Il est apparu que le traité n'est applicable que par des mesures de contrainte et de coercition; or le commerce vit de liberté et de stabilité. C'est pourquoi les Anglais souhaitent le retour à l'état normal des rela tions internationales. Cette ère nouvelle de paix, ils l'escomptent déjà dans leur budget. Le projet déposé à la Chambre des Communes par M. Chamberlain comporte une division nouvelle en budget ordinaire (destiné à servir de modèle aux budgets de l'avenir) et budget spé

cial, conséquence de la guerre, destiné à disparaître le plus rapidement possible. D'autre part, il ne fait entrer en ligne de compte aucun espoir de réparations. Comme un commerçant consciencieux, la Grande-Bretagne n'admet aucun élément fictif dans son bilan. Elle peut désormais aborder la discussion de la dette allemande avec un esprit libre, puisqu'elle n'en a pas escompté le paiement, et s'est organisée pour vivre sans lui. Dans ce pays qui tend à revenir à son état d'avantguerre, le problème des réparations n'est pas un problème spécial, privilégié, d'où dépendent tous les autres. C'est un élément de la politique générale, qui a sa répercussion sur toutes les controverses familières du Parlement, et plus particulièrement sur la question si importante des tarifs douaniers. Les partis sont donc amenés à adopter à son égard une attitude qui leur est dictée par la tradition.
********
Énoncé A
D'après le texte source, qui a déposé le projet de budget à la Chambre des Communes ?
Énoncé B
Les affirmations suivantes sont-elles conformes au texte source ? Pour chacune, répondez par oui ou par non et citez les mots du texte qui le montrent.
(i) Le projet de budget britannique compte sur le paiement de réparations.
(ii) Le budget spécial est destiné à disparaître le plus rapidement possible.
(iii) Les partis adoptent une attitude dictée par la tradition.
Énoncé C
Réécrivez le passage du texte source qui commence par « cial, conséquence de » et va jusqu'à « par la tradition. », en remplaçant « la Grande-Bretagne » par « l'Angleterre ».

Données fournies
********
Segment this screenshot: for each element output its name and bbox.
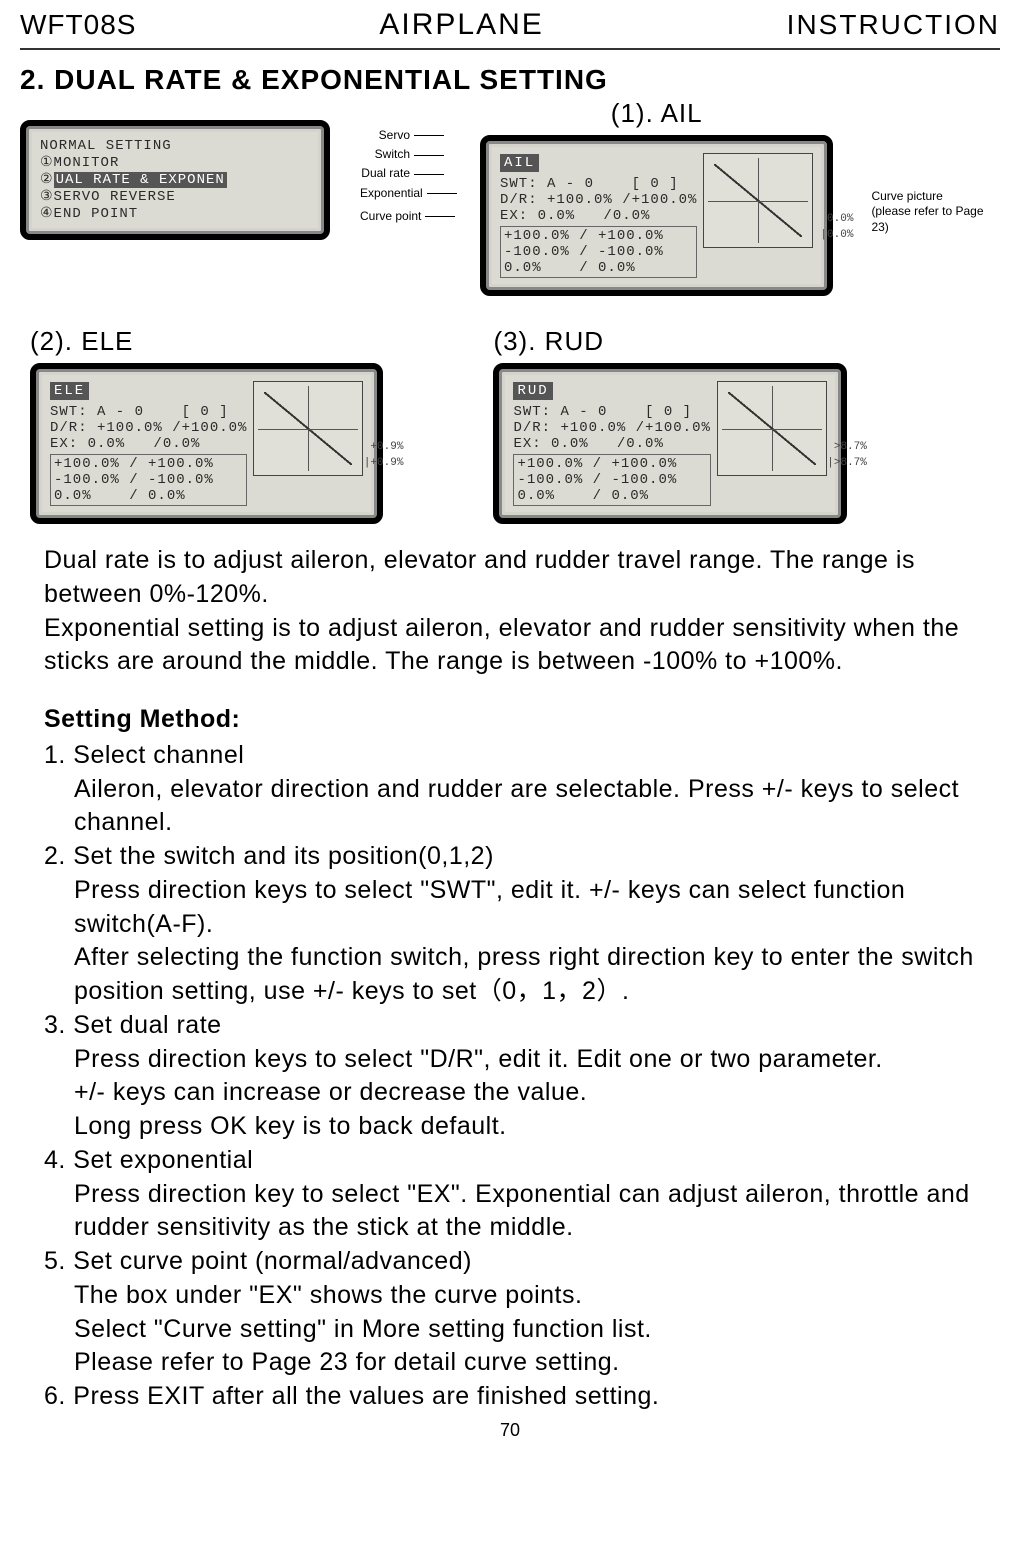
********
Corrigé A
M. Chamberlain.

Corrigé B
(i) Non : « il ne fait entrer en ligne de compte aucun espoir de réparations ».
(ii) Oui : « destiné à disparaître le plus rapidement possible ».
(iii) Oui : « une attitude qui leur est dictée par la tradition ».

Corrigé C
cial, conséquence de la guerre, destiné à disparaître le plus rapidement possible. D'autre part, il ne fait entrer en ligne de compte aucun espoir de réparations. Comme un commerçant consciencieux, l'Angleterre n'admet aucun élément fictif dans son bilan. Elle peut désormais aborder la discussion de la dette allemande avec un esprit libre, puisqu'elle n'en a pas escompté le paiement, et s'est organisée pour vivre sans lui. Dans ce pays qui tend à revenir à son état d'avantguerre, le problème des réparations n'est pas un problème spécial, privilégié, d'où dépendent tous les autres. C'est un élément de la politique générale, qui a sa répercussion sur toutes les controverses familières du Parlement, et plus particulièrement sur la question si importante des tarifs douaniers. Les partis sont donc amenés à adopter à son égard une attitude qui leur est dictée par la tradition.